>> START

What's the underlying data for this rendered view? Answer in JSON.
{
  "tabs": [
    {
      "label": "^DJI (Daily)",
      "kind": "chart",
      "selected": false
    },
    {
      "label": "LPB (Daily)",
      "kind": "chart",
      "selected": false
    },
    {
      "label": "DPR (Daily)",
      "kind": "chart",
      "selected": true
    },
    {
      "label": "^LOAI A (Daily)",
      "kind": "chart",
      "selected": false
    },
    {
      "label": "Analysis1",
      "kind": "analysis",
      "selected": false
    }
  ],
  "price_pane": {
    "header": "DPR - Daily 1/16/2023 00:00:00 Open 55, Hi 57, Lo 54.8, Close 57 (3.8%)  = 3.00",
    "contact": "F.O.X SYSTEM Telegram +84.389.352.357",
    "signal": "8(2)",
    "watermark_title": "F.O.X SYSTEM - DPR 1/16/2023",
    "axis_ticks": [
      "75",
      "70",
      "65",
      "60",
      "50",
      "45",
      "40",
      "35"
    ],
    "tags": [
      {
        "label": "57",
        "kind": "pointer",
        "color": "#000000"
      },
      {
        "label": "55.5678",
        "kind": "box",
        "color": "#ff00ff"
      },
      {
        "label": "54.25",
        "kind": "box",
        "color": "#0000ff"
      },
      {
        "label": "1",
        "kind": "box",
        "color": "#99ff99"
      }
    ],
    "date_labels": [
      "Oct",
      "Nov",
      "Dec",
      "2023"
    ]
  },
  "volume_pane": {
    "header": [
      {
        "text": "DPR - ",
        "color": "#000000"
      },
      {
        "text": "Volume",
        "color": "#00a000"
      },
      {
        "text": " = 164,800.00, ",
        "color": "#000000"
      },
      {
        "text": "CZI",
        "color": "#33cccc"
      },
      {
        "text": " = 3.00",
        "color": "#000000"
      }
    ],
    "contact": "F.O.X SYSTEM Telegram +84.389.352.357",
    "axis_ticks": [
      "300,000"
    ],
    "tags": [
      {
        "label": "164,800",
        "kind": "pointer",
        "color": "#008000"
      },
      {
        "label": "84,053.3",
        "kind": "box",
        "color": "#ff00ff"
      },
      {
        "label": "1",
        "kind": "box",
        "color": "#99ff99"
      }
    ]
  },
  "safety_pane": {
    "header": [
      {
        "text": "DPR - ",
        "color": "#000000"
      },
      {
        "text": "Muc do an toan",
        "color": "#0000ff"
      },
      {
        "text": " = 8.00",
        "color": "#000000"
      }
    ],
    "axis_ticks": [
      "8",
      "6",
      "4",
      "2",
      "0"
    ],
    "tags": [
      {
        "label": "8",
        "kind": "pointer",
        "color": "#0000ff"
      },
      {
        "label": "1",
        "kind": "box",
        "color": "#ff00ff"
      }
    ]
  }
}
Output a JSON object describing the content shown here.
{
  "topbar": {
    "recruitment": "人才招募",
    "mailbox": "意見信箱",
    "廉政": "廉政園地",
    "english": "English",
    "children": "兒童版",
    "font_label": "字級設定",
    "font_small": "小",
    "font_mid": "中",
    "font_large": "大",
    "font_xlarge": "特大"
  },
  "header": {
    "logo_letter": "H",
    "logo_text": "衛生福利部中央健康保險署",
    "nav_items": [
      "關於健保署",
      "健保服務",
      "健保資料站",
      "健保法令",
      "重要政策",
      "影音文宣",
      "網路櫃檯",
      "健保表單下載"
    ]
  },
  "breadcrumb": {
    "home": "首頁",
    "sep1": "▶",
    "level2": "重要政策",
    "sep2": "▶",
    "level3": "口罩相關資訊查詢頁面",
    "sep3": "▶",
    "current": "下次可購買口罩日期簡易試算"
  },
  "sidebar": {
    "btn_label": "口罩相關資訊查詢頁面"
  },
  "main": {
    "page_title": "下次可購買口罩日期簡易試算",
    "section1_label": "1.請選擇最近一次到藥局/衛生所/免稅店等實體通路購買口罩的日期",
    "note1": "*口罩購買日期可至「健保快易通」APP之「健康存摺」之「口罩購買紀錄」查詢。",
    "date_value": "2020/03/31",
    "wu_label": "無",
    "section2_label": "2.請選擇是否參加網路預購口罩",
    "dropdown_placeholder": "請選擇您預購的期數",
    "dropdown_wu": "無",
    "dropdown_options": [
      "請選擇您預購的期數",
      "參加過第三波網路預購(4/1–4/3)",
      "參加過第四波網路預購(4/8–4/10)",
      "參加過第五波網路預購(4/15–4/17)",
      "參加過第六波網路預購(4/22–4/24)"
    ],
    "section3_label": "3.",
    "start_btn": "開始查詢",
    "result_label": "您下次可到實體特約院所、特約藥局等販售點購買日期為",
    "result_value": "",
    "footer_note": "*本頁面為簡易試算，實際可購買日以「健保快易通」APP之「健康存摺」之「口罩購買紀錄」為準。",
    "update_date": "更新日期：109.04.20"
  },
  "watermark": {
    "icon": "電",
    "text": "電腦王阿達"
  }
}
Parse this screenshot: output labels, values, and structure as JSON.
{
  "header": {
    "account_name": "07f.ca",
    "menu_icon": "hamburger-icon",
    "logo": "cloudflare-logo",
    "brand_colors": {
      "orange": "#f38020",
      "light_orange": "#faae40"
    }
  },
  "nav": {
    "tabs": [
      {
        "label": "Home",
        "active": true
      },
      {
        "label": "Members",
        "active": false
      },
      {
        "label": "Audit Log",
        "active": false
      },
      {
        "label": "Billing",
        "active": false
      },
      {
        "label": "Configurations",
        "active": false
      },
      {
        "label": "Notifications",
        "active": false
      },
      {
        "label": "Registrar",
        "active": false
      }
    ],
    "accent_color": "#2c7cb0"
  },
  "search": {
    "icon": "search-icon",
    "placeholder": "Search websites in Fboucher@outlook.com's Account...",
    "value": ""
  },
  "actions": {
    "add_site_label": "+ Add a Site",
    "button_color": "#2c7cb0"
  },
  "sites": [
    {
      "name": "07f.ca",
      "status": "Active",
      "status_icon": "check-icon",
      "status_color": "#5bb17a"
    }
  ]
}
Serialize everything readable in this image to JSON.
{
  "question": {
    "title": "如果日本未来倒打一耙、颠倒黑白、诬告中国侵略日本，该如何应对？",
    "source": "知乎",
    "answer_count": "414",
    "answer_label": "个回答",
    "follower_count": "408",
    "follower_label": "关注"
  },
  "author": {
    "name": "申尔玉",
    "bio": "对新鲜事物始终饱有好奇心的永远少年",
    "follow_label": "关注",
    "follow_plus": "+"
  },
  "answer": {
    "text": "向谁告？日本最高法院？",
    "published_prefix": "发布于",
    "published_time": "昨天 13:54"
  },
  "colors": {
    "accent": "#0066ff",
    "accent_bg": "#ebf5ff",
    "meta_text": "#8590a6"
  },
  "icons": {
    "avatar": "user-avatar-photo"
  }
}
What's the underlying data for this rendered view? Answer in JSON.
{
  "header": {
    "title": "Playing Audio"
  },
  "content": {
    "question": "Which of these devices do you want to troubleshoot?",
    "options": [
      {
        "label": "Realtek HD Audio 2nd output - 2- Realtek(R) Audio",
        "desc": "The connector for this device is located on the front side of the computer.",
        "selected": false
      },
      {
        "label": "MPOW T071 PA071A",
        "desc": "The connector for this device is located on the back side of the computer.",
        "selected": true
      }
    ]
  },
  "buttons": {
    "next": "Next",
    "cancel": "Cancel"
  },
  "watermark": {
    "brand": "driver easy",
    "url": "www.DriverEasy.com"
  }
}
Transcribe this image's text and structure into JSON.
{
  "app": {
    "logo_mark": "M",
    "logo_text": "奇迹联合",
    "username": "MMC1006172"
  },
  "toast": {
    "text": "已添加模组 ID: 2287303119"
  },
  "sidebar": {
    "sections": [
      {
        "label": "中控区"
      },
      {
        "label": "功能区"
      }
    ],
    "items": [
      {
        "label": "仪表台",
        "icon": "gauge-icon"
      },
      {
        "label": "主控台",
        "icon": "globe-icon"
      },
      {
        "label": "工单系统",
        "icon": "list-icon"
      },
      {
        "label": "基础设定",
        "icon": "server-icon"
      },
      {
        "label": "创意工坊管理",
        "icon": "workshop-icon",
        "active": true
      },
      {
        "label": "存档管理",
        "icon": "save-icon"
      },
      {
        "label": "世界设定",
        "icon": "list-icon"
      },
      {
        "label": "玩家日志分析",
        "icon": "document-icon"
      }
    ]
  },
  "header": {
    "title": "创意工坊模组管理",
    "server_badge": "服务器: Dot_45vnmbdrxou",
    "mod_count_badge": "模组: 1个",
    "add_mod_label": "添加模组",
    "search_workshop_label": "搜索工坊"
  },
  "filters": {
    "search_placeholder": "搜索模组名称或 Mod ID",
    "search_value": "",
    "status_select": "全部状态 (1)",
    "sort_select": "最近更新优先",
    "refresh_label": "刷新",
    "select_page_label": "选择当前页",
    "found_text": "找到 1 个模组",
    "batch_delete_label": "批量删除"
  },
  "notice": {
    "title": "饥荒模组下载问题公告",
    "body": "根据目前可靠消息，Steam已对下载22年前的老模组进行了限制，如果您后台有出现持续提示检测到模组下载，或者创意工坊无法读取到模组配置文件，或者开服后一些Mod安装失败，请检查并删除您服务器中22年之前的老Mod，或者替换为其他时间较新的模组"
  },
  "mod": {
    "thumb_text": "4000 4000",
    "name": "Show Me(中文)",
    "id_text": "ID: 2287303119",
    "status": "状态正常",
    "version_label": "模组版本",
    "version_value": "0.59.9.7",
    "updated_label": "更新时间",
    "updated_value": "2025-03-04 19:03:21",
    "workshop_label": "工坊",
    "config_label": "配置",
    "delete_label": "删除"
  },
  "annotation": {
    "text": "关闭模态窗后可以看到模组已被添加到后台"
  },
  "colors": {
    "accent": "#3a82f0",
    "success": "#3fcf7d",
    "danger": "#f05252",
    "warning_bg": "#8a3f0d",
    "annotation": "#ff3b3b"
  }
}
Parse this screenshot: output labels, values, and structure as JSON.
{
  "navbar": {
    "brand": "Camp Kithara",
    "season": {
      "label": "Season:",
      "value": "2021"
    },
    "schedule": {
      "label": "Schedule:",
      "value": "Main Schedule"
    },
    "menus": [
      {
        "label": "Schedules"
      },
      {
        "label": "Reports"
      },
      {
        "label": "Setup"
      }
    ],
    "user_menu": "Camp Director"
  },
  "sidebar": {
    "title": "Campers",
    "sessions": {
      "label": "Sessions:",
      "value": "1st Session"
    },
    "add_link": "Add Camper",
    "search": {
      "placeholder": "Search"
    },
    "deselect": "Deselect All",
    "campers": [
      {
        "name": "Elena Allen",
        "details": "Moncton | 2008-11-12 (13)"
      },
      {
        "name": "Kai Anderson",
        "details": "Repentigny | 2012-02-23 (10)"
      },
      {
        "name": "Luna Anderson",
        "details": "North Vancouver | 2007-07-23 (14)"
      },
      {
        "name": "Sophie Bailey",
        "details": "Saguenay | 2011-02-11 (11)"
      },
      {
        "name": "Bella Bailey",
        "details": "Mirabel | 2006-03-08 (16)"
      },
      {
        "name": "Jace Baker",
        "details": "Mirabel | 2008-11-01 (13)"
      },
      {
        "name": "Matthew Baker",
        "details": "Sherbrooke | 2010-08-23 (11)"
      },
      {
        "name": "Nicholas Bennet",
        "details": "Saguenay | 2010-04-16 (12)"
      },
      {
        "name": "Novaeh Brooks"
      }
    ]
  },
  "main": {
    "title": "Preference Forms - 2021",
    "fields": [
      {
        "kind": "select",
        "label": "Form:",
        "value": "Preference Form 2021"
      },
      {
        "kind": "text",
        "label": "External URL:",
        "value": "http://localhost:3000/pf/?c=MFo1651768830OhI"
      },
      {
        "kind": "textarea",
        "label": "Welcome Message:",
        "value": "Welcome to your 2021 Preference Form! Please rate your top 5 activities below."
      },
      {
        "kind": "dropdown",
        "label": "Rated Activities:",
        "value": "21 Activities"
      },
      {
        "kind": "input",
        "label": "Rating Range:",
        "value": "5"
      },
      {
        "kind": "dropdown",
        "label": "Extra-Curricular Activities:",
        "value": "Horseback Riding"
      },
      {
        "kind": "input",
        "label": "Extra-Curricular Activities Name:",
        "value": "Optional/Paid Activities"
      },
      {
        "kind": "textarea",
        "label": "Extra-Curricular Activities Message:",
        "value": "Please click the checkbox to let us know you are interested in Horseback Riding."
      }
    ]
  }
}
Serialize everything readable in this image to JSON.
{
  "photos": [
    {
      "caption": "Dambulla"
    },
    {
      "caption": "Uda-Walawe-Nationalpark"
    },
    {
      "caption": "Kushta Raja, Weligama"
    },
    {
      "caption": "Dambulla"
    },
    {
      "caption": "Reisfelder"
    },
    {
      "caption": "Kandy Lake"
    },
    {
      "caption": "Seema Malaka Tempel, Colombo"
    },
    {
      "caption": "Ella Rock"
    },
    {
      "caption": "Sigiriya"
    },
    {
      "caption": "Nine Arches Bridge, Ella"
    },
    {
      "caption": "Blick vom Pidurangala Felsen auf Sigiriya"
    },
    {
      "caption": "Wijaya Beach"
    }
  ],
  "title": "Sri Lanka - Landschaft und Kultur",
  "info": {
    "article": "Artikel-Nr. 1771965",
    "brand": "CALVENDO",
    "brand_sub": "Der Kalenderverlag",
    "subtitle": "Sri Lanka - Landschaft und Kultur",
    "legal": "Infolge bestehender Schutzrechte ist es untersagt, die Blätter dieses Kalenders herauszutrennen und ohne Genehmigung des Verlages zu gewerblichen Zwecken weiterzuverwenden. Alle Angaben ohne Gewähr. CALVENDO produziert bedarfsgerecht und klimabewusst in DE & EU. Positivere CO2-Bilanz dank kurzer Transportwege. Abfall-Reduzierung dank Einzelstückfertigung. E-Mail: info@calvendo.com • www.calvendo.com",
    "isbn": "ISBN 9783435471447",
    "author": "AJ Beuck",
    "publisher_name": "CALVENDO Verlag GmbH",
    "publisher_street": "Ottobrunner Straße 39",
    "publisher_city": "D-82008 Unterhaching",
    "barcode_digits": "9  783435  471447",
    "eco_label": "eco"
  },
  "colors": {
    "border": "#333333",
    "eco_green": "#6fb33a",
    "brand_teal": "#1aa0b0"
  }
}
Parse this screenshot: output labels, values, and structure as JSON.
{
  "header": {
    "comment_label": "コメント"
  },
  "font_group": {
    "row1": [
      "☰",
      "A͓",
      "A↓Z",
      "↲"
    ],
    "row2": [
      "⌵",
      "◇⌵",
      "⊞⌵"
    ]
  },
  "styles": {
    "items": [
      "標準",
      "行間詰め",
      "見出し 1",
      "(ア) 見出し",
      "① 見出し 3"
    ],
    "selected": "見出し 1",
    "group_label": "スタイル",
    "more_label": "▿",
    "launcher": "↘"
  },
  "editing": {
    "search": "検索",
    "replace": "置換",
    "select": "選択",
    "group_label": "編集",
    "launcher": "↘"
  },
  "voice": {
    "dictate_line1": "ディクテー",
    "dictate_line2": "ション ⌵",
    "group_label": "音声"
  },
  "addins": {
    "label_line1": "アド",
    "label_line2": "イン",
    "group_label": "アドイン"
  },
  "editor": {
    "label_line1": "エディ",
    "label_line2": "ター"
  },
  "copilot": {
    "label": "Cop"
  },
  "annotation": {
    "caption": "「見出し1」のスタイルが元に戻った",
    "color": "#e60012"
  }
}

>> END

Scan the records for the string "Riding". Copy each line in which it appears.

        "value": "Horseback Riding"
        "value": "Please click the checkbox to let us know you are interested in Horseback Riding."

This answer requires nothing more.